- _Stated problem_
Pick out every line in the data below that holds "ylabel".

- _Data for processing_
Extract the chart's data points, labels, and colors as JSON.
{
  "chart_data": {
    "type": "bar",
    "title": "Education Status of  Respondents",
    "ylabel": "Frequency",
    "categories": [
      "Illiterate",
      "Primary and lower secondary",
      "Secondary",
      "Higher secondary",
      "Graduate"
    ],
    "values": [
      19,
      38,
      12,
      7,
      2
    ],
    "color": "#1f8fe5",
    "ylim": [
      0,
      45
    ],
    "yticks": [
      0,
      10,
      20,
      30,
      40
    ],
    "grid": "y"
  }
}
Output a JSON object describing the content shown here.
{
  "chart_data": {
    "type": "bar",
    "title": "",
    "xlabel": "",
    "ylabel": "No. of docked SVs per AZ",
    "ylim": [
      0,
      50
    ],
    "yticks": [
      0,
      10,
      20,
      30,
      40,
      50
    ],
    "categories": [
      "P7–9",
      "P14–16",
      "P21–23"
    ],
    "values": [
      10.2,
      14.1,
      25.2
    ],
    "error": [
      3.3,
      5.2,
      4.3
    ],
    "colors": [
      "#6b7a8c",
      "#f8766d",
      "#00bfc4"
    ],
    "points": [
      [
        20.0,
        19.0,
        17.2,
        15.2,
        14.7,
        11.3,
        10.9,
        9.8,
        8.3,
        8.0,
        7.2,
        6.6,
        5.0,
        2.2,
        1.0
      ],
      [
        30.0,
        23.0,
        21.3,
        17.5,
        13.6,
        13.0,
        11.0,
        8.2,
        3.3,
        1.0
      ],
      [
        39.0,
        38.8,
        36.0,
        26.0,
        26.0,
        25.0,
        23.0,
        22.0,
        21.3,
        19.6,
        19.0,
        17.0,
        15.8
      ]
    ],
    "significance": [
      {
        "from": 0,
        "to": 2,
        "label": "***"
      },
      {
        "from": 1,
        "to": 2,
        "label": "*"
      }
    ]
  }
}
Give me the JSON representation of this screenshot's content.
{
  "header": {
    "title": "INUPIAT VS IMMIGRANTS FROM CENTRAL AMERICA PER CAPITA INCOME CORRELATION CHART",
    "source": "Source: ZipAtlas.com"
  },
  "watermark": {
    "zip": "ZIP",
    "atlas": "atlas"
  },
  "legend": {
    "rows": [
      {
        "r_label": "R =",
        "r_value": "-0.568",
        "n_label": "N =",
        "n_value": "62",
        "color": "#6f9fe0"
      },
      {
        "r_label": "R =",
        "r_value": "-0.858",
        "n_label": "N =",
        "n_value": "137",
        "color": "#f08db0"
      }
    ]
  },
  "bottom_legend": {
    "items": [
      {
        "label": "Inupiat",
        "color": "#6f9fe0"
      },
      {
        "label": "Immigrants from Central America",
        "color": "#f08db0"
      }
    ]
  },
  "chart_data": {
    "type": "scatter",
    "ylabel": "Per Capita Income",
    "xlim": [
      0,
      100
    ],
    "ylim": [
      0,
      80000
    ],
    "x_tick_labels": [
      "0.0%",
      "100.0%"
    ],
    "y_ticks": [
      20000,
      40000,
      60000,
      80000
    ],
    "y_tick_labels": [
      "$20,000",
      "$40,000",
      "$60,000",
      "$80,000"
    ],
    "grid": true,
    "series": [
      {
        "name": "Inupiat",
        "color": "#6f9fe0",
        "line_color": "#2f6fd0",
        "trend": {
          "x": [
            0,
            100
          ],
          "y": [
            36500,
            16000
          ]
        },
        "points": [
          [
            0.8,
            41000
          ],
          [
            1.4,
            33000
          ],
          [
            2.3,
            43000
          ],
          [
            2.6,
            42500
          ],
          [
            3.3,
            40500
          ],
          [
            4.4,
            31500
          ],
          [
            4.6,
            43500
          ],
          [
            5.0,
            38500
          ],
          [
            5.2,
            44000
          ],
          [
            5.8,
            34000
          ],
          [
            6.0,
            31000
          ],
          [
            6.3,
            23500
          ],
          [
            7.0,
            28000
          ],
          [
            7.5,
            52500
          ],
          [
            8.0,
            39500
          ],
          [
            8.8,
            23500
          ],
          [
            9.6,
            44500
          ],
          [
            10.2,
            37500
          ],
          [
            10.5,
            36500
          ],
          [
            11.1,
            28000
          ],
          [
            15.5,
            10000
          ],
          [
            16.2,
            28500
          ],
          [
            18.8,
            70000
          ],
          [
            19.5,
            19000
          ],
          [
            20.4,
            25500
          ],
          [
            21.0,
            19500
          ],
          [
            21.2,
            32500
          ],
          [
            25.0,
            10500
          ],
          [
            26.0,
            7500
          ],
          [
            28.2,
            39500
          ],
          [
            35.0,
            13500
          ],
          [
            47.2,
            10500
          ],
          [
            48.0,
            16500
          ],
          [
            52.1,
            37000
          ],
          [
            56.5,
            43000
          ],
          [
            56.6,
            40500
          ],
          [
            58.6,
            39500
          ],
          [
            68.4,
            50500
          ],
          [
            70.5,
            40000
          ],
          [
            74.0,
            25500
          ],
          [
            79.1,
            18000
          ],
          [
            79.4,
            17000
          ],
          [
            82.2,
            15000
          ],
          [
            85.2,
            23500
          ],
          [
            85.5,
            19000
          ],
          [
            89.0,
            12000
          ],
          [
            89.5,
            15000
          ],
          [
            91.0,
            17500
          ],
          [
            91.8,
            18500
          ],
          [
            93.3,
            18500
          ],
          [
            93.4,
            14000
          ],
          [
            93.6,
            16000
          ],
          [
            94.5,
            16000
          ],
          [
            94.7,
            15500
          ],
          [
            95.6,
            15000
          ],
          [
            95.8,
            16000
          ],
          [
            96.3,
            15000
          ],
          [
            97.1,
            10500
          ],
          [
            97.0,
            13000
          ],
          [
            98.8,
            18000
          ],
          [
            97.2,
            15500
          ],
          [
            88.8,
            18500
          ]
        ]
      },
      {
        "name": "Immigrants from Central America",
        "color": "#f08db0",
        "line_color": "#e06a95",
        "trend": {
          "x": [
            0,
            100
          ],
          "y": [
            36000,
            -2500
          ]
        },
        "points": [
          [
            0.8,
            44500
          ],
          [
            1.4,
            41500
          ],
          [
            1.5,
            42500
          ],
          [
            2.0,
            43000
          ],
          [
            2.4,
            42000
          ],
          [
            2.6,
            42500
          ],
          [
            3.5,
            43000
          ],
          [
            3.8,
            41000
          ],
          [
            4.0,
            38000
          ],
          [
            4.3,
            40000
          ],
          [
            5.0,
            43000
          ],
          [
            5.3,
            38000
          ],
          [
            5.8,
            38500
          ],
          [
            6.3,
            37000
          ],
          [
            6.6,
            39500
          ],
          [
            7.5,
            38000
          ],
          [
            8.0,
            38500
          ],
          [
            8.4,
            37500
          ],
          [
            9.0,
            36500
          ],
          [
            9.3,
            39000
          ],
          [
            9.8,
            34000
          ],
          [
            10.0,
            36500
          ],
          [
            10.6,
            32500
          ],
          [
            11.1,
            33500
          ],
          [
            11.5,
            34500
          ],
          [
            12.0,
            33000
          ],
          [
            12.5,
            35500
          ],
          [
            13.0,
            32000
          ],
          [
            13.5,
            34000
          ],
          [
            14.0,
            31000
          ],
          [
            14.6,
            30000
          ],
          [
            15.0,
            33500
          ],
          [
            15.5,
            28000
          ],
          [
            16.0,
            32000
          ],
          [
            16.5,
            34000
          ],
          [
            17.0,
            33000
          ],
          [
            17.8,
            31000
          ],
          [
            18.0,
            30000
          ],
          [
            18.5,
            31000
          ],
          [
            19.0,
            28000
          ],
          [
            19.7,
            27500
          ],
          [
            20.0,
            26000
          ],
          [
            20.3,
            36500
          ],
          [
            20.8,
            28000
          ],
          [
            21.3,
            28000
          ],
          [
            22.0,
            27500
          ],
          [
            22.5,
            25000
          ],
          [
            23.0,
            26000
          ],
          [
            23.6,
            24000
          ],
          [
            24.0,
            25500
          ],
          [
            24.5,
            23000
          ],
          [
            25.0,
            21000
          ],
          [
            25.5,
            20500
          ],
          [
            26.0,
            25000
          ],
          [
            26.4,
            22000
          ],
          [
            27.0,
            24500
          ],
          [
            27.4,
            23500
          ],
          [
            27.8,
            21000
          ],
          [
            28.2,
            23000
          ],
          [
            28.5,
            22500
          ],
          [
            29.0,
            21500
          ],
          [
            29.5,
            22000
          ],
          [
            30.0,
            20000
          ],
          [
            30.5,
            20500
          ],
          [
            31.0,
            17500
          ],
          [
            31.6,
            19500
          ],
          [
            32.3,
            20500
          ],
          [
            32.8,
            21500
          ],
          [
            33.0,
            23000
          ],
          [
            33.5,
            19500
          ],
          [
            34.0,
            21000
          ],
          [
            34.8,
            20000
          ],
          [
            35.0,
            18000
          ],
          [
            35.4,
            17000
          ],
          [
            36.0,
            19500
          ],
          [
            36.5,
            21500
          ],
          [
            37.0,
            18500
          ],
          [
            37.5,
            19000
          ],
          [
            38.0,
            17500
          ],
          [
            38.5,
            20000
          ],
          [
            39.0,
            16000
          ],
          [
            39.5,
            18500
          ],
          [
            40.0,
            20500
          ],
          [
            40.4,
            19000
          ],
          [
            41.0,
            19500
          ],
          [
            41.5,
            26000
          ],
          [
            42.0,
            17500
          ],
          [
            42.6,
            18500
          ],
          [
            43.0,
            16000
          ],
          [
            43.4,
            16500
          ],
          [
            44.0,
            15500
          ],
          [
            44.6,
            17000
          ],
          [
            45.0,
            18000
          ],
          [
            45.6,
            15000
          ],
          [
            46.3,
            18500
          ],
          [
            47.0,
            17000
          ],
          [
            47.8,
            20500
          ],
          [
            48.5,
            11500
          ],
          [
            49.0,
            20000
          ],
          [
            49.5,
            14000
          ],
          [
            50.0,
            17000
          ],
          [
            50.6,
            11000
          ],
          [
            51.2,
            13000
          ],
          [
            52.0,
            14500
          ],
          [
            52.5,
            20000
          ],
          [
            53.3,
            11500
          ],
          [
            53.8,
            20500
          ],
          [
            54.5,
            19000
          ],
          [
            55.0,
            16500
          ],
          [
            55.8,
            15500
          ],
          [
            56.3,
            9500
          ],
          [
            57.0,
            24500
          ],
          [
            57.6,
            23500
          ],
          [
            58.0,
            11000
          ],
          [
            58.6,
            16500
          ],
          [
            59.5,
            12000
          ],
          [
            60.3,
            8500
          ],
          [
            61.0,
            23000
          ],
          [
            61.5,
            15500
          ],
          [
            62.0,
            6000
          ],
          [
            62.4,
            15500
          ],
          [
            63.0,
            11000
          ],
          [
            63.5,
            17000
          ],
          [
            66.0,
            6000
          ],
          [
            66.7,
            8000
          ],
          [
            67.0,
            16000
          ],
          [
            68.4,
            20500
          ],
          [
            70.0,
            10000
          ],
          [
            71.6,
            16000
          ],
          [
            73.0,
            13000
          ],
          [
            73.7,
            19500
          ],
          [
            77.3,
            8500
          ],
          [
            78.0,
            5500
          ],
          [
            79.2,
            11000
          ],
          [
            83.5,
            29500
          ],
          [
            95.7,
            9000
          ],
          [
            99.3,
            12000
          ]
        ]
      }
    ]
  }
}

- _Answer_
    "ylabel": "Frequency",
    "ylabel": "No. of docked SVs per AZ",
    "ylabel": "Per Capita Income",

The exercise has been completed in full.